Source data
***
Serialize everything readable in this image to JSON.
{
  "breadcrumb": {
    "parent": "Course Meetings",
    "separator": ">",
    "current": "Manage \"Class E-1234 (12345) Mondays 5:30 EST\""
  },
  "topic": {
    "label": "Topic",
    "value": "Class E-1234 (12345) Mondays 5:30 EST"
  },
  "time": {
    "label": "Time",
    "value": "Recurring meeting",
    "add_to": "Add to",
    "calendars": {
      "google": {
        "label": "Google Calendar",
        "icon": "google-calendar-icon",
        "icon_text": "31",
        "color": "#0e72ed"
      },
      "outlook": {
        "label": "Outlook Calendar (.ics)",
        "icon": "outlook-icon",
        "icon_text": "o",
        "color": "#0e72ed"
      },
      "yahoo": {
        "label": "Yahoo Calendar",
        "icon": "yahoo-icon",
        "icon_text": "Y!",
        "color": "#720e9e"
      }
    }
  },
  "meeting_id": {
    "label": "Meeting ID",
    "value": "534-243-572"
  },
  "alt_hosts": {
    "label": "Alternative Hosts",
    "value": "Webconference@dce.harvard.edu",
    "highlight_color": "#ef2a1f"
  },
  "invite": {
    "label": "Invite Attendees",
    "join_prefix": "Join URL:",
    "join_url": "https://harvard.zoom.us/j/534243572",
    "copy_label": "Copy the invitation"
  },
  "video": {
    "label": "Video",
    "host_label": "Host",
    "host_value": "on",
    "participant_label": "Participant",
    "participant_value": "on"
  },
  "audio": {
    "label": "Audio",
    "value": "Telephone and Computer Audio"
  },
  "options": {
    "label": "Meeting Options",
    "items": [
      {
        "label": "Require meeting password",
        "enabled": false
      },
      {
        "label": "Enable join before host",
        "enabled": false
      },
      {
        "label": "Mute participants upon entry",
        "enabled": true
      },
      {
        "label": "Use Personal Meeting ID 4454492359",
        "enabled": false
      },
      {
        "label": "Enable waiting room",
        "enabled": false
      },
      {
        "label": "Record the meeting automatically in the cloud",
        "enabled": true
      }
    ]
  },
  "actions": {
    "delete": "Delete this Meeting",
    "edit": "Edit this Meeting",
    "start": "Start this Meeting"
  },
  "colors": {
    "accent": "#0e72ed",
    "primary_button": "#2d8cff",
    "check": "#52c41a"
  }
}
***
WHAT IS ASKED
Using the data above, output each line exactly.

REPLY TO THE EXERCISE
Serialize everything readable in this image to JSON.
{
  "breadcrumb": {
    "parent": "Course Meetings",
    "separator": ">",
    "current": "Manage \"Class E-1234 (12345) Mondays 5:30 EST\""
  },
  "topic": {
    "label": "Topic",
    "value": "Class E-1234 (12345) Mondays 5:30 EST"
  },
  "time": {
    "label": "Time",
    "value": "Recurring meeting",
    "add_to": "Add to",
    "calendars": {
      "google": {
        "label": "Google Calendar",
        "icon": "google-calendar-icon",
        "icon_text": "31",
        "color": "#0e72ed"
      },
      "outlook": {
        "label": "Outlook Calendar (.ics)",
        "icon": "outlook-icon",
        "icon_text": "o",
        "color": "#0e72ed"
      },
      "yahoo": {
        "label": "Yahoo Calendar",
        "icon": "yahoo-icon",
        "icon_text": "Y!",
        "color": "#720e9e"
      }
    }
  },
  "meeting_id": {
    "label": "Meeting ID",
    "value": "534-243-572"
  },
  "alt_hosts": {
    "label": "Alternative Hosts",
    "value": "Webconference@dce.harvard.edu",
    "highlight_color": "#ef2a1f"
  },
  "invite": {
    "label": "Invite Attendees",
    "join_prefix": "Join URL:",
    "join_url": "https://harvard.zoom.us/j/534243572",
    "copy_label": "Copy the invitation"
  },
  "video": {
    "label": "Video",
    "host_label": "Host",
    "host_value": "on",
    "participant_label": "Participant",
    "participant_value": "on"
  },
  "audio": {
    "label": "Audio",
    "value": "Telephone and Computer Audio"
  },
  "options": {
    "label": "Meeting Options",
    "items": [
      {
        "label": "Require meeting password",
        "enabled": false
      },
      {
        "label": "Enable join before host",
        "enabled": false
      },
      {
        "label": "Mute participants upon entry",
        "enabled": true
      },
      {
        "label": "Use Personal Meeting ID 4454492359",
        "enabled": false
      },
      {
        "label": "Enable waiting room",
        "enabled": false
      },
      {
        "label": "Record the meeting automatically in the cloud",
        "enabled": true
      }
    ]
  },
  "actions": {
    "delete": "Delete this Meeting",
    "edit": "Edit this Meeting",
    "start": "Start this Meeting"
  },
  "colors": {
    "accent": "#0e72ed",
    "primary_button": "#2d8cff",
    "check": "#52c41a"
  }
}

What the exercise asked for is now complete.